» TASK
Leave out the pictures and transcribe the rest of the records exactly.

» EXERCISE MATERIAL
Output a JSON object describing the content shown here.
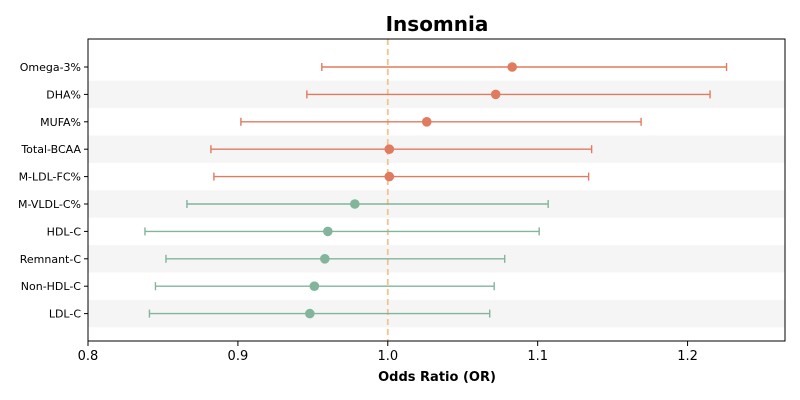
{
  "chart_data": {
    "type": "scatter",
    "title": "Insomnia",
    "xlabel": "Odds Ratio (OR)",
    "ylabel": "",
    "xlim": [
      0.8,
      1.265
    ],
    "xticks": [
      "0.8",
      "0.9",
      "1.0",
      "1.1",
      "1.2"
    ],
    "reference_line": 1.0,
    "grid": false,
    "colors": {
      "positive": "#e07b5f",
      "negative": "#82b59c",
      "reference": "#f0c48c",
      "band": "#f5f5f5"
    },
    "categories": [
      "Omega-3%",
      "DHA%",
      "MUFA%",
      "Total-BCAA",
      "M-LDL-FC%",
      "M-VLDL-C%",
      "HDL-C",
      "Remnant-C",
      "Non-HDL-C",
      "LDL-C"
    ],
    "series": [
      {
        "points": [
          {
            "label": "Omega-3%",
            "or": 1.083,
            "lower": 0.956,
            "upper": 1.226,
            "group": "positive"
          },
          {
            "label": "DHA%",
            "or": 1.072,
            "lower": 0.946,
            "upper": 1.215,
            "group": "positive"
          },
          {
            "label": "MUFA%",
            "or": 1.026,
            "lower": 0.902,
            "upper": 1.169,
            "group": "positive"
          },
          {
            "label": "Total-BCAA",
            "or": 1.001,
            "lower": 0.882,
            "upper": 1.136,
            "group": "positive"
          },
          {
            "label": "M-LDL-FC%",
            "or": 1.001,
            "lower": 0.884,
            "upper": 1.134,
            "group": "positive"
          },
          {
            "label": "M-VLDL-C%",
            "or": 0.978,
            "lower": 0.866,
            "upper": 1.107,
            "group": "negative"
          },
          {
            "label": "HDL-C",
            "or": 0.96,
            "lower": 0.838,
            "upper": 1.101,
            "group": "negative"
          },
          {
            "label": "Remnant-C",
            "or": 0.958,
            "lower": 0.852,
            "upper": 1.078,
            "group": "negative"
          },
          {
            "label": "Non-HDL-C",
            "or": 0.951,
            "lower": 0.845,
            "upper": 1.071,
            "group": "negative"
          },
          {
            "label": "LDL-C",
            "or": 0.948,
            "lower": 0.841,
            "upper": 1.068,
            "group": "negative"
          }
        ]
      }
    ]
  }
}
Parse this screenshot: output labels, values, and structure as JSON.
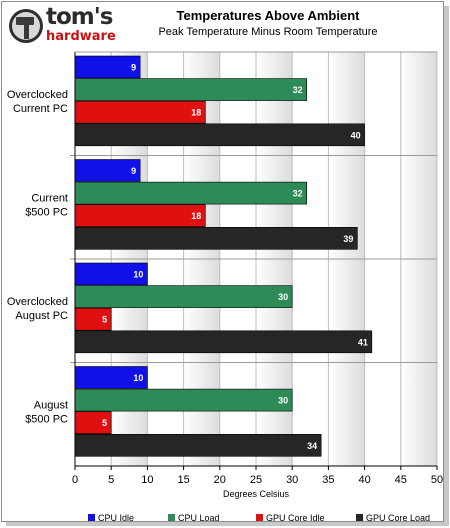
{
  "brand": {
    "word1": "tom's",
    "word2": "hardware"
  },
  "chart_data": {
    "type": "bar",
    "orientation": "horizontal",
    "title": "Temperatures Above Ambient",
    "subtitle": "Peak Temperature Minus Room Temperature",
    "xlabel": "Degrees Celsius",
    "ylabel": "",
    "xlim": [
      0,
      50
    ],
    "xticks": [
      "0",
      "5",
      "10",
      "15",
      "20",
      "25",
      "30",
      "35",
      "40",
      "45",
      "50"
    ],
    "categories": [
      [
        "Overclocked",
        "Current PC"
      ],
      [
        "Current",
        "$500 PC"
      ],
      [
        "Overclocked",
        "August PC"
      ],
      [
        "August",
        "$500 PC"
      ]
    ],
    "series": [
      {
        "name": "CPU Idle",
        "color": "#1010e8",
        "values": [
          9,
          9,
          10,
          10
        ]
      },
      {
        "name": "CPU Load",
        "color": "#2e8b57",
        "values": [
          32,
          32,
          30,
          30
        ]
      },
      {
        "name": "GPU Core Idle",
        "color": "#e01010",
        "values": [
          18,
          18,
          5,
          5
        ]
      },
      {
        "name": "GPU Core Load",
        "color": "#262626",
        "values": [
          40,
          39,
          41,
          34
        ]
      }
    ],
    "grid": true,
    "legend": "bottom"
  }
}
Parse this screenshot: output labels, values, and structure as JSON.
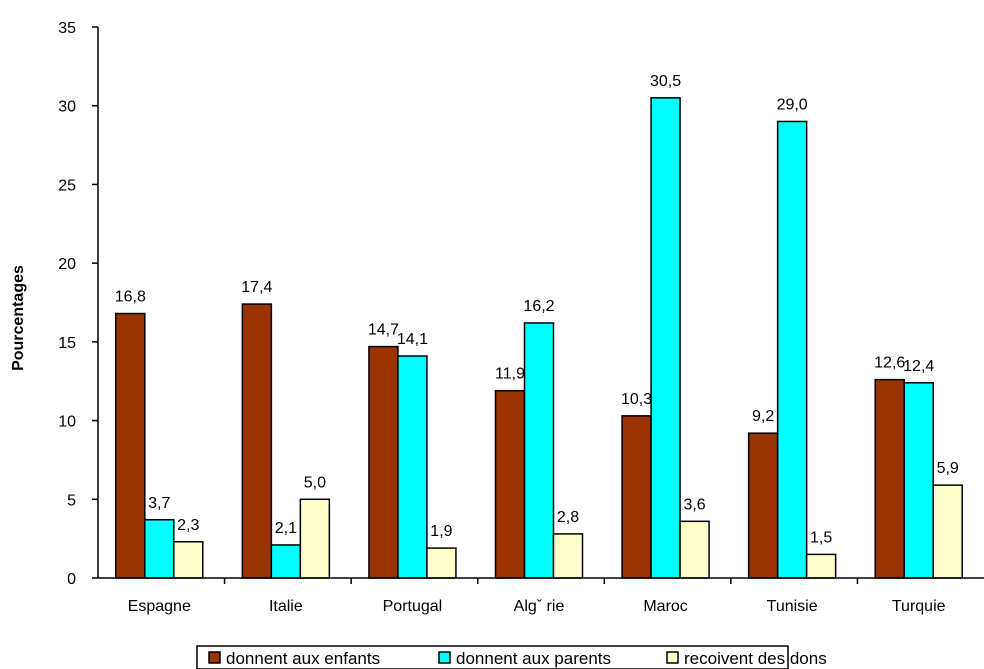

» SOLUTION FOR THIS PROBLEM
Output a JSON object describing the content shown here.
{
  "chart_data": {
    "type": "scatter",
    "title": "Insomnia",
    "xlabel": "Odds Ratio (OR)",
    "ylabel": "",
    "xlim": [
      0.8,
      1.265
    ],
    "xticks": [
      "0.8",
      "0.9",
      "1.0",
      "1.1",
      "1.2"
    ],
    "reference_line": 1.0,
    "grid": false,
    "colors": {
      "positive": "#e07b5f",
      "negative": "#82b59c",
      "reference": "#f0c48c",
      "band": "#f5f5f5"
    },
    "categories": [
      "Omega-3%",
      "DHA%",
      "MUFA%",
      "Total-BCAA",
      "M-LDL-FC%",
      "M-VLDL-C%",
      "HDL-C",
      "Remnant-C",
      "Non-HDL-C",
      "LDL-C"
    ],
    "series": [
      {
        "points": [
          {
            "label": "Omega-3%",
            "or": 1.083,
            "lower": 0.956,
            "upper": 1.226,
            "group": "positive"
          },
          {
            "label": "DHA%",
            "or": 1.072,
            "lower": 0.946,
            "upper": 1.215,
            "group": "positive"
          },
          {
            "label": "MUFA%",
            "or": 1.026,
            "lower": 0.902,
            "upper": 1.169,
            "group": "positive"
          },
          {
            "label": "Total-BCAA",
            "or": 1.001,
            "lower": 0.882,
            "upper": 1.136,
            "group": "positive"
          },
          {
            "label": "M-LDL-FC%",
            "or": 1.001,
            "lower": 0.884,
            "upper": 1.134,
            "group": "positive"
          },
          {
            "label": "M-VLDL-C%",
            "or": 0.978,
            "lower": 0.866,
            "upper": 1.107,
            "group": "negative"
          },
          {
            "label": "HDL-C",
            "or": 0.96,
            "lower": 0.838,
            "upper": 1.101,
            "group": "negative"
          },
          {
            "label": "Remnant-C",
            "or": 0.958,
            "lower": 0.852,
            "upper": 1.078,
            "group": "negative"
          },
          {
            "label": "Non-HDL-C",
            "or": 0.951,
            "lower": 0.845,
            "upper": 1.071,
            "group": "negative"
          },
          {
            "label": "LDL-C",
            "or": 0.948,
            "lower": 0.841,
            "upper": 1.068,
            "group": "negative"
          }
        ]
      }
    ]
  }
}
Parse this screenshot: output labels, values, and structure as JSON.
{
  "brand": {
    "word1": "tom's",
    "word2": "hardware"
  },
  "chart_data": {
    "type": "bar",
    "orientation": "horizontal",
    "title": "Temperatures Above Ambient",
    "subtitle": "Peak Temperature Minus Room Temperature",
    "xlabel": "Degrees Celsius",
    "ylabel": "",
    "xlim": [
      0,
      50
    ],
    "xticks": [
      "0",
      "5",
      "10",
      "15",
      "20",
      "25",
      "30",
      "35",
      "40",
      "45",
      "50"
    ],
    "categories": [
      [
        "Overclocked",
        "Current PC"
      ],
      [
        "Current",
        "$500 PC"
      ],
      [
        "Overclocked",
        "August PC"
      ],
      [
        "August",
        "$500 PC"
      ]
    ],
    "series": [
      {
        "name": "CPU Idle",
        "color": "#1010e8",
        "values": [
          9,
          9,
          10,
          10
        ]
      },
      {
        "name": "CPU Load",
        "color": "#2e8b57",
        "values": [
          32,
          32,
          30,
          30
        ]
      },
      {
        "name": "GPU Core Idle",
        "color": "#e01010",
        "values": [
          18,
          18,
          5,
          5
        ]
      },
      {
        "name": "GPU Core Load",
        "color": "#262626",
        "values": [
          40,
          39,
          41,
          34
        ]
      }
    ],
    "grid": true,
    "legend": "bottom"
  }
}
Parse this screenshot: output labels, values, and structure as JSON.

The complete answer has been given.